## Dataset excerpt

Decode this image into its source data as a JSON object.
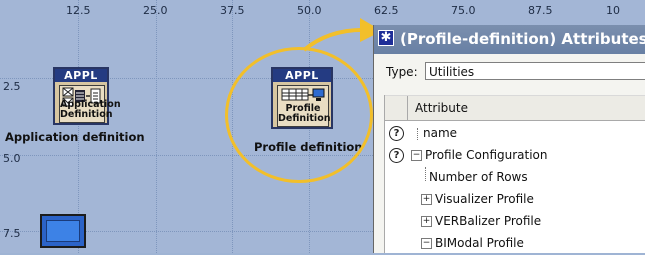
{
  "canvas": {
    "x_ticks": [
      "12.5",
      "25.0",
      "37.5",
      "50.0",
      "62.5",
      "75.0",
      "87.5",
      "10"
    ],
    "y_ticks": [
      "2.5",
      "5.0",
      "7.5"
    ]
  },
  "nodes": {
    "application": {
      "header": "APPL",
      "subtitle_line1": "Application",
      "subtitle_line2": "Definition",
      "label": "Application definition"
    },
    "profile": {
      "header": "APPL",
      "subtitle_line1": "Profile",
      "subtitle_line2": "Definition",
      "label": "Profile definition"
    }
  },
  "attributes_window": {
    "title": "(Profile-definition) Attributes",
    "type_label": "Type:",
    "type_value": "Utilities",
    "column_header": "Attribute",
    "rows": [
      {
        "label": "name"
      },
      {
        "label": "Profile Configuration"
      },
      {
        "label": "Number of Rows"
      },
      {
        "label": "Visualizer Profile"
      },
      {
        "label": "VERBalizer Profile"
      },
      {
        "label": "BIModal Profile"
      }
    ]
  },
  "colors": {
    "canvas": "#a3b6d6",
    "node_header": "#243b82",
    "highlight": "#f2bf2a",
    "titlebar": "#6e86aa"
  }
}
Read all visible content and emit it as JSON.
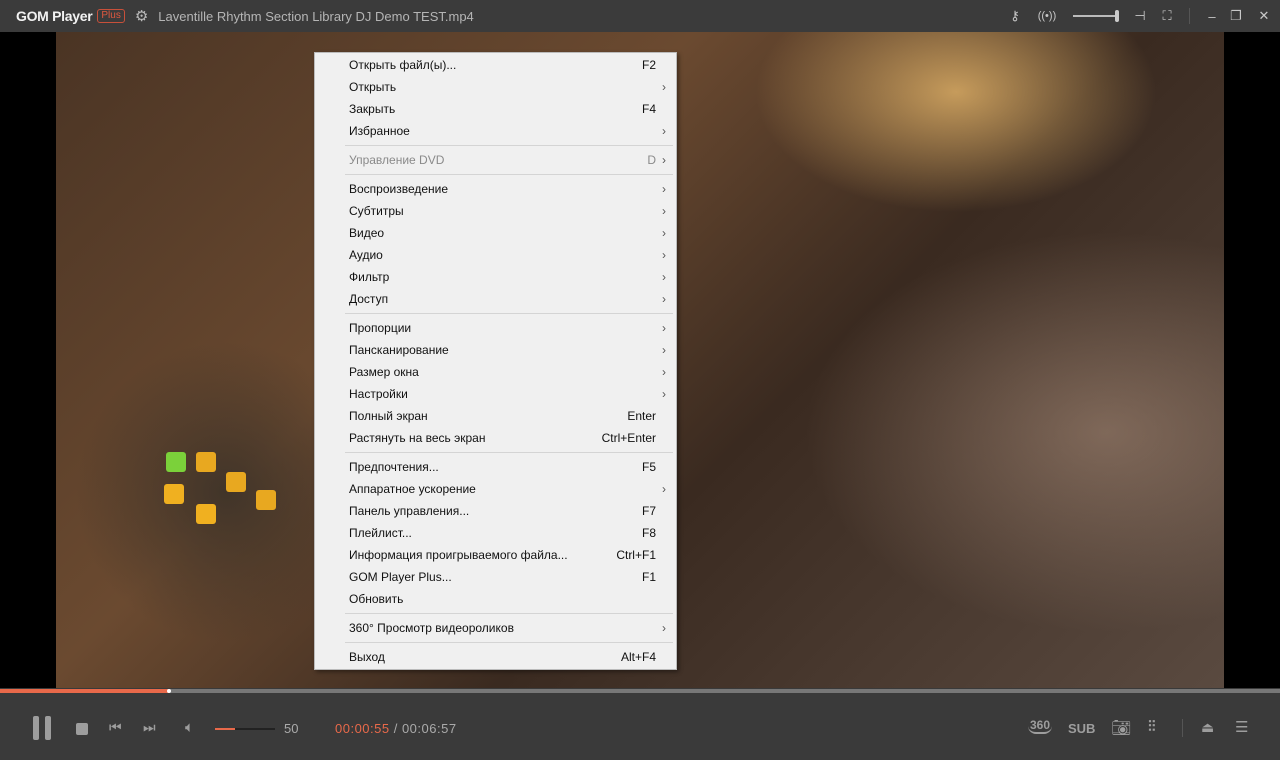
{
  "app": {
    "logo": "GOM Player",
    "logo_badge": "Plus",
    "file_title": "Laventille Rhythm Section Library DJ Demo TEST.mp4"
  },
  "titlebar_icons": [
    "settings-gear-icon",
    "key-icon",
    "broadcast-icon",
    "opacity-slider",
    "pin-icon",
    "fullscreen-icon",
    "minimize-icon",
    "restore-icon",
    "close-icon"
  ],
  "menu": [
    {
      "label": "Открыть файл(ы)...",
      "shortcut": "F2"
    },
    {
      "label": "Открыть",
      "submenu": true
    },
    {
      "label": "Закрыть",
      "shortcut": "F4"
    },
    {
      "label": "Избранное",
      "submenu": true
    },
    {
      "separator": true
    },
    {
      "label": "Управление DVD",
      "shortcut": "D",
      "submenu": true,
      "disabled": true
    },
    {
      "separator": true
    },
    {
      "label": "Воспроизведение",
      "submenu": true
    },
    {
      "label": "Субтитры",
      "submenu": true
    },
    {
      "label": "Видео",
      "submenu": true
    },
    {
      "label": "Аудио",
      "submenu": true
    },
    {
      "label": "Фильтр",
      "submenu": true
    },
    {
      "label": "Доступ",
      "submenu": true
    },
    {
      "separator": true
    },
    {
      "label": "Пропорции",
      "submenu": true
    },
    {
      "label": "Пансканирование",
      "submenu": true
    },
    {
      "label": "Размер окна",
      "submenu": true
    },
    {
      "label": "Настройки",
      "submenu": true
    },
    {
      "label": "Полный экран",
      "shortcut": "Enter"
    },
    {
      "label": "Растянуть на весь экран",
      "shortcut": "Ctrl+Enter"
    },
    {
      "separator": true
    },
    {
      "label": "Предпочтения...",
      "shortcut": "F5"
    },
    {
      "label": "Аппаратное ускорение",
      "submenu": true
    },
    {
      "label": "Панель управления...",
      "shortcut": "F7"
    },
    {
      "label": "Плейлист...",
      "shortcut": "F8"
    },
    {
      "label": "Информация проигрываемого файла...",
      "shortcut": "Ctrl+F1"
    },
    {
      "label": "GOM Player Plus...",
      "shortcut": "F1"
    },
    {
      "label": "Обновить"
    },
    {
      "separator": true
    },
    {
      "label": "360° Просмотр видеороликов",
      "submenu": true
    },
    {
      "separator": true
    },
    {
      "label": "Выход",
      "shortcut": "Alt+F4"
    }
  ],
  "playback": {
    "progress_percent": 13.2,
    "volume": 50,
    "current_time": "00:00:55",
    "separator": " / ",
    "total_time": "00:06:57",
    "label_360": "360",
    "label_sub": "SUB"
  },
  "colors": {
    "accent": "#e8694a",
    "titlebar": "#3b3b3b",
    "menu_bg": "#f0f0f0"
  }
}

## Aim
Pull every line containing the word "shortcut" out of the material.

## Written reply
      "shortcut": "F2"
      "shortcut": "F4"
      "shortcut": "D",
      "shortcut": "Enter"
      "shortcut": "Ctrl+Enter"
      "shortcut": "F5"
      "shortcut": "F7"
      "shortcut": "F8"
      "shortcut": "Ctrl+F1"
      "shortcut": "F1"
      "shortcut": "Alt+F4"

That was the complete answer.